Verilen metin
# # # # # # #
Başbakan Erdoğan’ın Türkiye’deki hükümeti ile Mısır’daki General Sisi hükümetinin ortak noktası ne? Cevap “hiçbir şey” olamaz Başbakan Erdoğan’ın Türkiye’deki hükümeti ile Mısır’daki General Sisi hükümetinin ortak noktası ne? Cevap, en azından, on yıllık uzun görev süresi boyunca Erdoğan iktidarının yasal, liberal ve ölümcül gücüne karşı durma cesareti gösterenler için, “hiçbir şey” olamaz. İşte bu yüzden […]
Başbakan Erdoğan’ın Türkiye’deki hükümeti ile Mısır’daki General Sisi hükümetinin ortak noktası ne? Cevap “hiçbir şey” olamaz
Başbakan Erdoğan’ın Türkiye’deki hükümeti ile Mısır’daki General Sisi hükümetinin ortak noktası ne? Cevap, en azından, on yıllık uzun görev süresi boyunca Erdoğan iktidarının yasal, liberal ve ölümcül gücüne karşı durma cesareti gösterenler için, “hiçbir şey” olamaz.
# # # # # # #
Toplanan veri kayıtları

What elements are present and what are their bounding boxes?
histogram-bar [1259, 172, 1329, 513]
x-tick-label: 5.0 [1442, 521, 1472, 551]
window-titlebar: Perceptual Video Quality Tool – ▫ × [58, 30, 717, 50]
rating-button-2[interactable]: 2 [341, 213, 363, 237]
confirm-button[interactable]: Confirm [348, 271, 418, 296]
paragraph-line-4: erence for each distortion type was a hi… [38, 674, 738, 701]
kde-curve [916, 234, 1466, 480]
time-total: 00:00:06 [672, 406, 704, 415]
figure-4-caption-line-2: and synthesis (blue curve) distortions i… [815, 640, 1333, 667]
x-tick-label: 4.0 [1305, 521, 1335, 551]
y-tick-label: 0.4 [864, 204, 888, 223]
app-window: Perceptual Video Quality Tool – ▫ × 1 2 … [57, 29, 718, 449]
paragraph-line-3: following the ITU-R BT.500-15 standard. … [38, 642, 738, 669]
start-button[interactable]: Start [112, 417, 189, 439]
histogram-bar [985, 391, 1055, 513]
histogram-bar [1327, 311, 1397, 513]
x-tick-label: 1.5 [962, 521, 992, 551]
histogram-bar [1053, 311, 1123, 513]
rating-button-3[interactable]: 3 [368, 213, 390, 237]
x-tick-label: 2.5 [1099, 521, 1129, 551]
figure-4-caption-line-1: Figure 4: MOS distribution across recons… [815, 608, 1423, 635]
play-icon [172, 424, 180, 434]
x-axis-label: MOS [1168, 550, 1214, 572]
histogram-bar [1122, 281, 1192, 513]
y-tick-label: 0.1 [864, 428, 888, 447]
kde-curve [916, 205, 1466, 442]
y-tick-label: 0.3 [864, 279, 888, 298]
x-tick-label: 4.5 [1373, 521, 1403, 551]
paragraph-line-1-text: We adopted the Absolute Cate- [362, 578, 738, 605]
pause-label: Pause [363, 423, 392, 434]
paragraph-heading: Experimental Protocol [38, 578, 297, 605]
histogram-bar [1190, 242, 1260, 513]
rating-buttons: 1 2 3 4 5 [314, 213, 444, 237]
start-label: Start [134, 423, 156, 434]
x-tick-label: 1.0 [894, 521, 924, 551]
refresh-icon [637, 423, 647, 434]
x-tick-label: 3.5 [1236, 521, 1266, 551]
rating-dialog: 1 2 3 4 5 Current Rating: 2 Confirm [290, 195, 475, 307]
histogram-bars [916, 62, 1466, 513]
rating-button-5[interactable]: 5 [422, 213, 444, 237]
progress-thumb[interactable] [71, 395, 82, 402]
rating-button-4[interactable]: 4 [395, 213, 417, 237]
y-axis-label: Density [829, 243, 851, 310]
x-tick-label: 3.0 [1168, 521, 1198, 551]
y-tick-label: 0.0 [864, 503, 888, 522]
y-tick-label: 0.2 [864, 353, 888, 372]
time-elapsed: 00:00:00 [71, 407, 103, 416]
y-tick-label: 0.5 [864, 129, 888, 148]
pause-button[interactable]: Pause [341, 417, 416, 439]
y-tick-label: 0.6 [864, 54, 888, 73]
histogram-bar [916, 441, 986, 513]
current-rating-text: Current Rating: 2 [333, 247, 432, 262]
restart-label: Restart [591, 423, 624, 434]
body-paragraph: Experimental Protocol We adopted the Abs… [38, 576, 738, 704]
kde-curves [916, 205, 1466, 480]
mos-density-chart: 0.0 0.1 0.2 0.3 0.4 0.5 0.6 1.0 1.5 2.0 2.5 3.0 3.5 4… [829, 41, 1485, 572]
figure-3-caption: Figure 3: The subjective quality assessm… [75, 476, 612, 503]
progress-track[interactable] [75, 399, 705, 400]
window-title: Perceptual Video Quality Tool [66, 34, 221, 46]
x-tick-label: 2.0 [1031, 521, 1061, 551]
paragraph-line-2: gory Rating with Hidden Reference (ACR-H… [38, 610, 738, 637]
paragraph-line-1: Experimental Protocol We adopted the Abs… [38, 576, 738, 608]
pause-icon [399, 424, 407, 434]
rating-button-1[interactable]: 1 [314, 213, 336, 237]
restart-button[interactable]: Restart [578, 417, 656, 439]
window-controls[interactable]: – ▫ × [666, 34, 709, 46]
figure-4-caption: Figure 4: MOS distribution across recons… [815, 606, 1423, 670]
# # # # # # #
Yapılacaklar
• 1. Verilen metne göre aşağıdaki soruları yanıtlayın.
(a) Metinde hangi iki hükümetin ortak noktası soruluyor?
(b) Erdoğan'ın görev süresi kaç yıllık olarak anılıyor?
(c) Erdoğan iktidarının gücü hangi üç sıfatla niteleniyor?
• 2. Verilen metnin "Başbakan Erdoğan’ın Türkiye’deki hükümeti" sözleriyle başlayan son paragrafını, ana bilgilerini koruyarak daha kısa biçimde yeniden yazın.

Alıştırma yanıtları
• 1.
(a) Başbakan Erdoğan'ın Türkiye'deki hükümeti ile General Sisi'nin Mısır'daki hükümeti.
(b) On yıllık.
(c) Yasal, liberal ve ölümcül.

• 2. Erdoğan'ın Türkiye'deki ve Sisi'nin Mısır'daki hükümetlerinin ortak noktası sorulduğunda, en azından on yıl boyunca Erdoğan iktidarının yasal, liberal ve ölümcül gücüne karşı durmaya cesaret edenler için cevap "hiçbir şey" olamaz.